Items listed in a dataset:
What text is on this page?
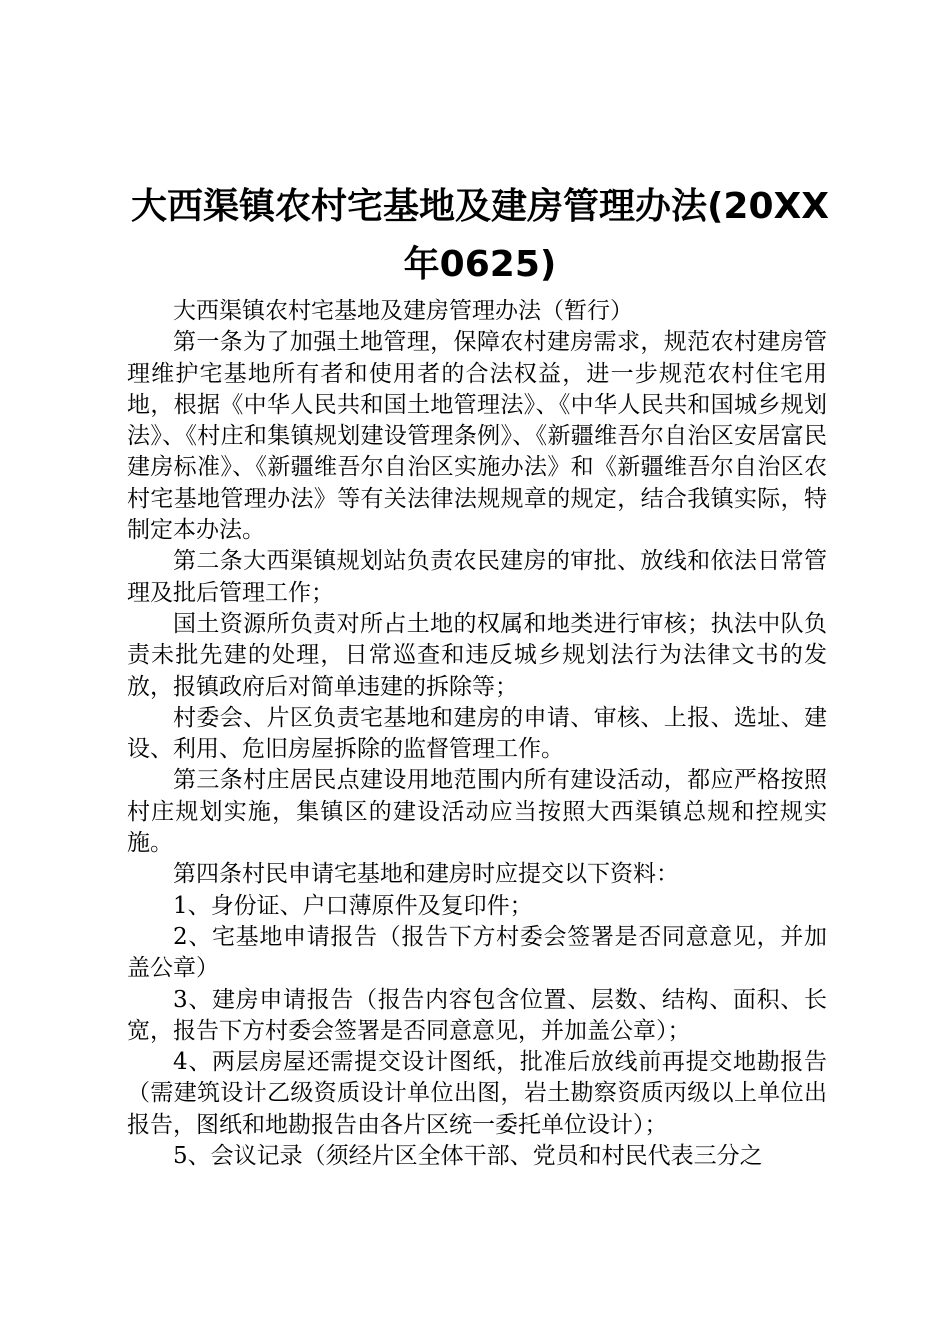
大西渠镇农村宅基地及建房管理办法(20XX年0625)

大西渠镇农村宅基地及建房管理办法（暂行）

第一条为了加强土地管理，保障农村建房需求，规范农村建房管理维护宅基地所有者和使用者的合法权益，进一步规范农村住宅用地，根据《中华人民共和国土地管理法》、《中华人民共和国城乡规划法》、《村庄和集镇规划建设管理条例》、《新疆维吾尔自治区安居富民建房标准》、《新疆维吾尔自治区实施办法》和《新疆维吾尔自治区农村宅基地管理办法》等有关法律法规规章的规定，结合我镇实际，特制定本办法。

第二条大西渠镇规划站负责农民建房的审批、放线和依法日常管理及批后管理工作；

国土资源所负责对所占土地的权属和地类进行审核；执法中队负责未批先建的处理，日常巡查和违反城乡规划法行为法律文书的发放，报镇政府后对简单违建的拆除等；

村委会、片区负责宅基地和建房的申请、审核、上报、选址、建设、利用、危旧房屋拆除的监督管理工作。

第三条村庄居民点建设用地范围内所有建设活动，都应严格按照村庄规划实施，集镇区的建设活动应当按照大西渠镇总规和控规实施。

第四条村民申请宅基地和建房时应提交以下资料：

1、身份证、户口薄原件及复印件；

2、宅基地申请报告（报告下方村委会签署是否同意意见，并加盖公章）

3、建房申请报告（报告内容包含位置、层数、结构、面积、长宽，报告下方村委会签署是否同意意见，并加盖公章）；

4、两层房屋还需提交设计图纸，批准后放线前再提交地勘报告（需建筑设计乙级资质设计单位出图，岩土勘察资质丙级以上单位出报告，图纸和地勘报告由各片区统一委托单位设计）；

5、会议记录（须经片区全体干部、党员和村民代表三分之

=== Given problem ===
The records above need to be given again exactly. Omit the pictures.

=== Output of the exercise ===
What text is on this page?
大西渠镇农村宅基地及建房管理办法(20XX年0625)

大西渠镇农村宅基地及建房管理办法（暂行）

第一条为了加强土地管理，保障农村建房需求，规范农村建房管理维护宅基地所有者和使用者的合法权益，进一步规范农村住宅用地，根据《中华人民共和国土地管理法》、《中华人民共和国城乡规划法》、《村庄和集镇规划建设管理条例》、《新疆维吾尔自治区安居富民建房标准》、《新疆维吾尔自治区实施办法》和《新疆维吾尔自治区农村宅基地管理办法》等有关法律法规规章的规定，结合我镇实际，特制定本办法。

第二条大西渠镇规划站负责农民建房的审批、放线和依法日常管理及批后管理工作；

国土资源所负责对所占土地的权属和地类进行审核；执法中队负责未批先建的处理，日常巡查和违反城乡规划法行为法律文书的发放，报镇政府后对简单违建的拆除等；

村委会、片区负责宅基地和建房的申请、审核、上报、选址、建设、利用、危旧房屋拆除的监督管理工作。

第三条村庄居民点建设用地范围内所有建设活动，都应严格按照村庄规划实施，集镇区的建设活动应当按照大西渠镇总规和控规实施。

第四条村民申请宅基地和建房时应提交以下资料：

1、身份证、户口薄原件及复印件；

2、宅基地申请报告（报告下方村委会签署是否同意意见，并加盖公章）

3、建房申请报告（报告内容包含位置、层数、结构、面积、长宽，报告下方村委会签署是否同意意见，并加盖公章）；

4、两层房屋还需提交设计图纸，批准后放线前再提交地勘报告（需建筑设计乙级资质设计单位出图，岩土勘察资质丙级以上单位出报告，图纸和地勘报告由各片区统一委托单位设计）；

5、会议记录（须经片区全体干部、党员和村民代表三分之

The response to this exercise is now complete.